### WORK REQUIRED
Set down each entry from the block beneath, exactly as written.

+++

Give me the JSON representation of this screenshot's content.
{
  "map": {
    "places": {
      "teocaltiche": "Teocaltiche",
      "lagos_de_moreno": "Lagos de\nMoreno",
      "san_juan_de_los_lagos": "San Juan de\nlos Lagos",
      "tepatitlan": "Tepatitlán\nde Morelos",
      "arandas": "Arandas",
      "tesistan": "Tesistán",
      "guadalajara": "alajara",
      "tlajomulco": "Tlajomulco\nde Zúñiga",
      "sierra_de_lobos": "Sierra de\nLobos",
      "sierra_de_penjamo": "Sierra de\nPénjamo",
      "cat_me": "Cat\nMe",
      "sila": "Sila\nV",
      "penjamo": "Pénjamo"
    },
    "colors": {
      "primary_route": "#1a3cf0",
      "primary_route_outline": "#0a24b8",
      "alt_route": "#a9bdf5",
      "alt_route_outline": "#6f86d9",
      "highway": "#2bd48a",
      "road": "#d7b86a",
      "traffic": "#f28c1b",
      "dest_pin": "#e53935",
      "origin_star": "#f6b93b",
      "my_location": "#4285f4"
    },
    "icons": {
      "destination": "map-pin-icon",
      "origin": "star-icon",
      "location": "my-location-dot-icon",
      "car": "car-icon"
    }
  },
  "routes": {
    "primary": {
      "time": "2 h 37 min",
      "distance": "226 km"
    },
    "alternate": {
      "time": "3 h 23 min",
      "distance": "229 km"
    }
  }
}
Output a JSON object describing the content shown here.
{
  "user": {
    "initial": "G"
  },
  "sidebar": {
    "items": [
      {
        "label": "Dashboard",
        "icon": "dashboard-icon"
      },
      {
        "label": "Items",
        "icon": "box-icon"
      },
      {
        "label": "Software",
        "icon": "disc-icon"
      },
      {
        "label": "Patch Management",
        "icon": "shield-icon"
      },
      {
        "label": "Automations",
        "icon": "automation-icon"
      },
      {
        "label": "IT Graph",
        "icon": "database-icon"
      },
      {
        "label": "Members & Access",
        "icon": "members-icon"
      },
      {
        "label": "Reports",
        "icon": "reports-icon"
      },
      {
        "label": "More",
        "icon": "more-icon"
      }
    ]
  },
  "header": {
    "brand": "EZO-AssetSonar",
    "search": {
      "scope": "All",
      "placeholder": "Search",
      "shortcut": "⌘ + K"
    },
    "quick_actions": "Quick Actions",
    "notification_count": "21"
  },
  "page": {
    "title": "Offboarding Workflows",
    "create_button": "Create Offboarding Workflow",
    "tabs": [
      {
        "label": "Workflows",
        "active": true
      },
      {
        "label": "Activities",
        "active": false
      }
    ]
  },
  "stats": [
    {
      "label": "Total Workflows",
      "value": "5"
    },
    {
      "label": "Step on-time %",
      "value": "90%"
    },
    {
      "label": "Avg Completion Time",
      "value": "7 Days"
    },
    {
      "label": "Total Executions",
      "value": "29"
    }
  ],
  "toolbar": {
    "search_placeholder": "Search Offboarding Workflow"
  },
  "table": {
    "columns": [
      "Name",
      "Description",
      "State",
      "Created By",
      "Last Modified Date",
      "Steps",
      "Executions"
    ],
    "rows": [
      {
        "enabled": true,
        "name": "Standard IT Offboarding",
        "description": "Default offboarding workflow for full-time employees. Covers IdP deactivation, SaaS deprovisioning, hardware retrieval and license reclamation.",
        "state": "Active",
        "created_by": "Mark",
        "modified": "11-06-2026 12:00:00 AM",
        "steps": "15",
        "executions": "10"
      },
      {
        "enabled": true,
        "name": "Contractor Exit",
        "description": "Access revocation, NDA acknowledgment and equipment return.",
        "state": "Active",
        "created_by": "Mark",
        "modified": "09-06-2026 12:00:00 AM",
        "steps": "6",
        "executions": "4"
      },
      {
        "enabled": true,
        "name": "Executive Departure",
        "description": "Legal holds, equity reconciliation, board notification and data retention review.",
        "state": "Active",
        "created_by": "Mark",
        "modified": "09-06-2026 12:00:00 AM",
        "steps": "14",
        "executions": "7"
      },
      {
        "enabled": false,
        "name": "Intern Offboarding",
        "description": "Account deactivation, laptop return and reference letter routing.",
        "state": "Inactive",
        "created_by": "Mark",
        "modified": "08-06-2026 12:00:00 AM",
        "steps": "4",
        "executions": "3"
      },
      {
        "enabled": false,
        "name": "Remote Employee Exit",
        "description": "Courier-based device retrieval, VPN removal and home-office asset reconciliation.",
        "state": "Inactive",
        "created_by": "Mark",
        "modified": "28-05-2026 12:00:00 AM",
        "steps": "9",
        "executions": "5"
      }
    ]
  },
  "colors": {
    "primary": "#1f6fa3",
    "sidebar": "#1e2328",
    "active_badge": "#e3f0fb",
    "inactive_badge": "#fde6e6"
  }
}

+++

### THE RESPONSE
Give me the JSON representation of this screenshot's content.
{
  "map": {
    "places": {
      "teocaltiche": "Teocaltiche",
      "lagos_de_moreno": "Lagos de\nMoreno",
      "san_juan_de_los_lagos": "San Juan de\nlos Lagos",
      "tepatitlan": "Tepatitlán\nde Morelos",
      "arandas": "Arandas",
      "tesistan": "Tesistán",
      "guadalajara": "alajara",
      "tlajomulco": "Tlajomulco\nde Zúñiga",
      "sierra_de_lobos": "Sierra de\nLobos",
      "sierra_de_penjamo": "Sierra de\nPénjamo",
      "cat_me": "Cat\nMe",
      "sila": "Sila\nV",
      "penjamo": "Pénjamo"
    },
    "colors": {
      "primary_route": "#1a3cf0",
      "primary_route_outline": "#0a24b8",
      "alt_route": "#a9bdf5",
      "alt_route_outline": "#6f86d9",
      "highway": "#2bd48a",
      "road": "#d7b86a",
      "traffic": "#f28c1b",
      "dest_pin": "#e53935",
      "origin_star": "#f6b93b",
      "my_location": "#4285f4"
    },
    "icons": {
      "destination": "map-pin-icon",
      "origin": "star-icon",
      "location": "my-location-dot-icon",
      "car": "car-icon"
    }
  },
  "routes": {
    "primary": {
      "time": "2 h 37 min",
      "distance": "226 km"
    },
    "alternate": {
      "time": "3 h 23 min",
      "distance": "229 km"
    }
  }
}
Output a JSON object describing the content shown here.
{
  "user": {
    "initial": "G"
  },
  "sidebar": {
    "items": [
      {
        "label": "Dashboard",
        "icon": "dashboard-icon"
      },
      {
        "label": "Items",
        "icon": "box-icon"
      },
      {
        "label": "Software",
        "icon": "disc-icon"
      },
      {
        "label": "Patch Management",
        "icon": "shield-icon"
      },
      {
        "label": "Automations",
        "icon": "automation-icon"
      },
      {
        "label": "IT Graph",
        "icon": "database-icon"
      },
      {
        "label": "Members & Access",
        "icon": "members-icon"
      },
      {
        "label": "Reports",
        "icon": "reports-icon"
      },
      {
        "label": "More",
        "icon": "more-icon"
      }
    ]
  },
  "header": {
    "brand": "EZO-AssetSonar",
    "search": {
      "scope": "All",
      "placeholder": "Search",
      "shortcut": "⌘ + K"
    },
    "quick_actions": "Quick Actions",
    "notification_count": "21"
  },
  "page": {
    "title": "Offboarding Workflows",
    "create_button": "Create Offboarding Workflow",
    "tabs": [
      {
        "label": "Workflows",
        "active": true
      },
      {
        "label": "Activities",
        "active": false
      }
    ]
  },
  "stats": [
    {
      "label": "Total Workflows",
      "value": "5"
    },
    {
      "label": "Step on-time %",
      "value": "90%"
    },
    {
      "label": "Avg Completion Time",
      "value": "7 Days"
    },
    {
      "label": "Total Executions",
      "value": "29"
    }
  ],
  "toolbar": {
    "search_placeholder": "Search Offboarding Workflow"
  },
  "table": {
    "columns": [
      "Name",
      "Description",
      "State",
      "Created By",
      "Last Modified Date",
      "Steps",
      "Executions"
    ],
    "rows": [
      {
        "enabled": true,
        "name": "Standard IT Offboarding",
        "description": "Default offboarding workflow for full-time employees. Covers IdP deactivation, SaaS deprovisioning, hardware retrieval and license reclamation.",
        "state": "Active",
        "created_by": "Mark",
        "modified": "11-06-2026 12:00:00 AM",
        "steps": "15",
        "executions": "10"
      },
      {
        "enabled": true,
        "name": "Contractor Exit",
        "description": "Access revocation, NDA acknowledgment and equipment return.",
        "state": "Active",
        "created_by": "Mark",
        "modified": "09-06-2026 12:00:00 AM",
        "steps": "6",
        "executions": "4"
      },
      {
        "enabled": true,
        "name": "Executive Departure",
        "description": "Legal holds, equity reconciliation, board notification and data retention review.",
        "state": "Active",
        "created_by": "Mark",
        "modified": "09-06-2026 12:00:00 AM",
        "steps": "14",
        "executions": "7"
      },
      {
        "enabled": false,
        "name": "Intern Offboarding",
        "description": "Account deactivation, laptop return and reference letter routing.",
        "state": "Inactive",
        "created_by": "Mark",
        "modified": "08-06-2026 12:00:00 AM",
        "steps": "4",
        "executions": "3"
      },
      {
        "enabled": false,
        "name": "Remote Employee Exit",
        "description": "Courier-based device retrieval, VPN removal and home-office asset reconciliation.",
        "state": "Inactive",
        "created_by": "Mark",
        "modified": "28-05-2026 12:00:00 AM",
        "steps": "9",
        "executions": "5"
      }
    ]
  },
  "colors": {
    "primary": "#1f6fa3",
    "sidebar": "#1e2328",
    "active_badge": "#e3f0fb",
    "inactive_badge": "#fde6e6"
  }
}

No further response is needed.